==== Given data
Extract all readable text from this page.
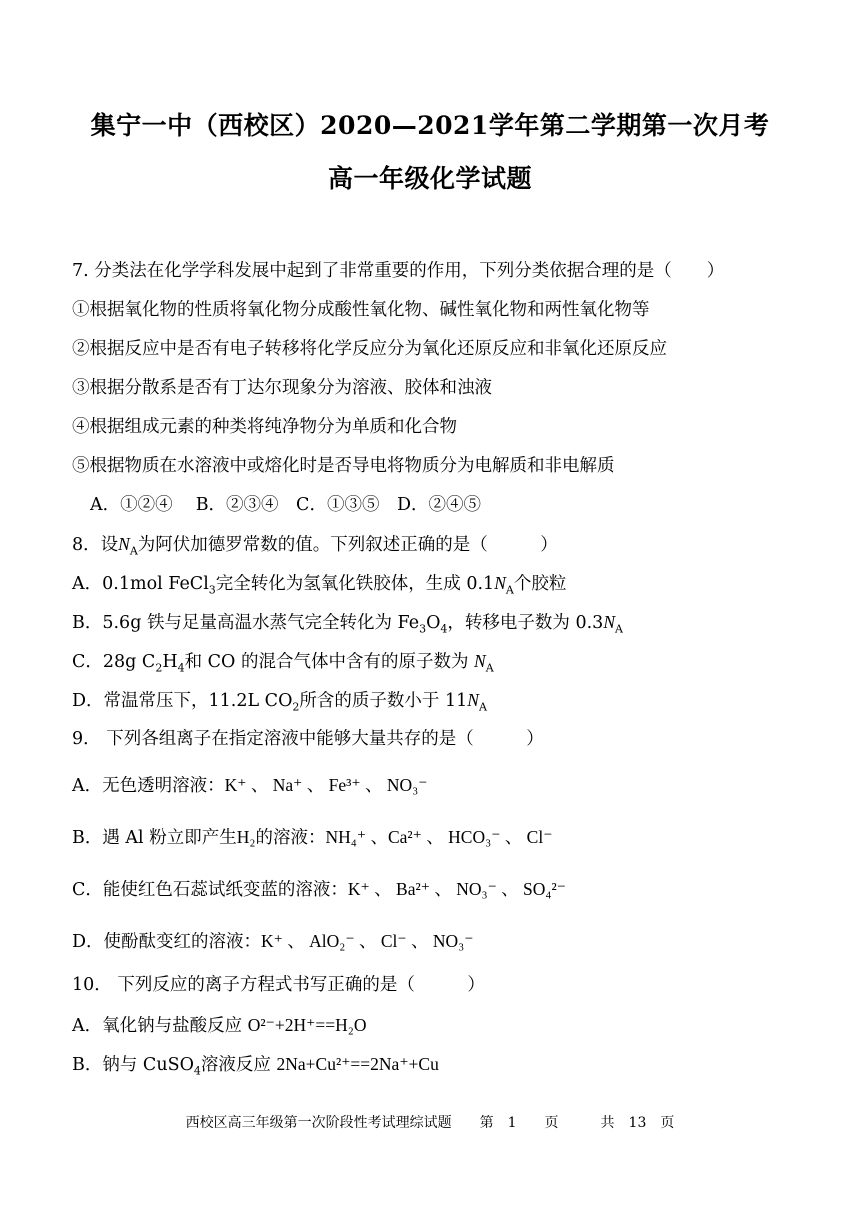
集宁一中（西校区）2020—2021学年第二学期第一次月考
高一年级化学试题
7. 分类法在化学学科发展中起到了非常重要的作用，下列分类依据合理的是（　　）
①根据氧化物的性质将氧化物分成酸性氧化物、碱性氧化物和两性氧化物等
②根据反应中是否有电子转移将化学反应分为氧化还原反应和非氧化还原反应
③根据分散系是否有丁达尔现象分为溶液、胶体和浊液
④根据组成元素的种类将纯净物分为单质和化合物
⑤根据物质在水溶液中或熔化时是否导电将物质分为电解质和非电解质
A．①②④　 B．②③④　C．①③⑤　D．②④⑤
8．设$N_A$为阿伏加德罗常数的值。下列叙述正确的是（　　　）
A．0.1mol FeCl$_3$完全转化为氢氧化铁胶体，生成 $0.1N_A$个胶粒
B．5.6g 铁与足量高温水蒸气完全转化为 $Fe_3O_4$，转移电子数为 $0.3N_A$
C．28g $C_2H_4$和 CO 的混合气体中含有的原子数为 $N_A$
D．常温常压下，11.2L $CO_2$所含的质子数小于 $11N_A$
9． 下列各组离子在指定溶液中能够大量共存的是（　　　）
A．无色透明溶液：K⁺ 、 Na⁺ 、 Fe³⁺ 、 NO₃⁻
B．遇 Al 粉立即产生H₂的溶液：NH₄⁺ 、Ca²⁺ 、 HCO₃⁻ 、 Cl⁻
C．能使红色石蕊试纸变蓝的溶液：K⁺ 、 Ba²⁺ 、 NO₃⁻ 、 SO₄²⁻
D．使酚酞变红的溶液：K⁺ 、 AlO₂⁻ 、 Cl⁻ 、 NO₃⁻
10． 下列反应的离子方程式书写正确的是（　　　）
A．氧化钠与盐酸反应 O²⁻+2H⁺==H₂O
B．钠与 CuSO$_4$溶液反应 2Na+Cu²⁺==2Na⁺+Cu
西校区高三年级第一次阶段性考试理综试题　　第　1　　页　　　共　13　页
========
==== Given data
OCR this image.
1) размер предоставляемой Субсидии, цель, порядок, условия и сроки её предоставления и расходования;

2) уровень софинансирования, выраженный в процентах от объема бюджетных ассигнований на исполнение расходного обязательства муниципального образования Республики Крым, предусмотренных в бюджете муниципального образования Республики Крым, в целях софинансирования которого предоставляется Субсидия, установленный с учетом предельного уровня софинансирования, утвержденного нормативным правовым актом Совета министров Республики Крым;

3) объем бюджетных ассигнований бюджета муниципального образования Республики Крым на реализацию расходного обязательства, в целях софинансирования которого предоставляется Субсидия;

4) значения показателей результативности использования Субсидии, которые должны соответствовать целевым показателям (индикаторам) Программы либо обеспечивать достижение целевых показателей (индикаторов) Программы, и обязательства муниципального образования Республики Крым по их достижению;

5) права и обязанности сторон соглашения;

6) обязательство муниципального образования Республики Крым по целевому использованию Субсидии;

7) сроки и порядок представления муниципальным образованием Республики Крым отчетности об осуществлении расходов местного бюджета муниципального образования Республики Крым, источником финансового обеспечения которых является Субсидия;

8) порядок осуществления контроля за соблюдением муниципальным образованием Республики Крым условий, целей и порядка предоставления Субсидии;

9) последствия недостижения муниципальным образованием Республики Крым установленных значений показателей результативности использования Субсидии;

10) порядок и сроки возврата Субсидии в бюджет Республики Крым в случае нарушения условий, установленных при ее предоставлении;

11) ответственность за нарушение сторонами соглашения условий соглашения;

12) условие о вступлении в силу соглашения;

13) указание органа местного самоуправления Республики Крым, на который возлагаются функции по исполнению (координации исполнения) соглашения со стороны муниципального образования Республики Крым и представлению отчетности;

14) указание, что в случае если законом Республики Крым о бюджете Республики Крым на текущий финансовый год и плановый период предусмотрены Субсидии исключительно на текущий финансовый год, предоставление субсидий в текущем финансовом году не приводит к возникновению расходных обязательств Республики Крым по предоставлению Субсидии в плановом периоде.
========
Sift through the entries and copy every line with "this".

Extract all readable text from this page.
OCR this image.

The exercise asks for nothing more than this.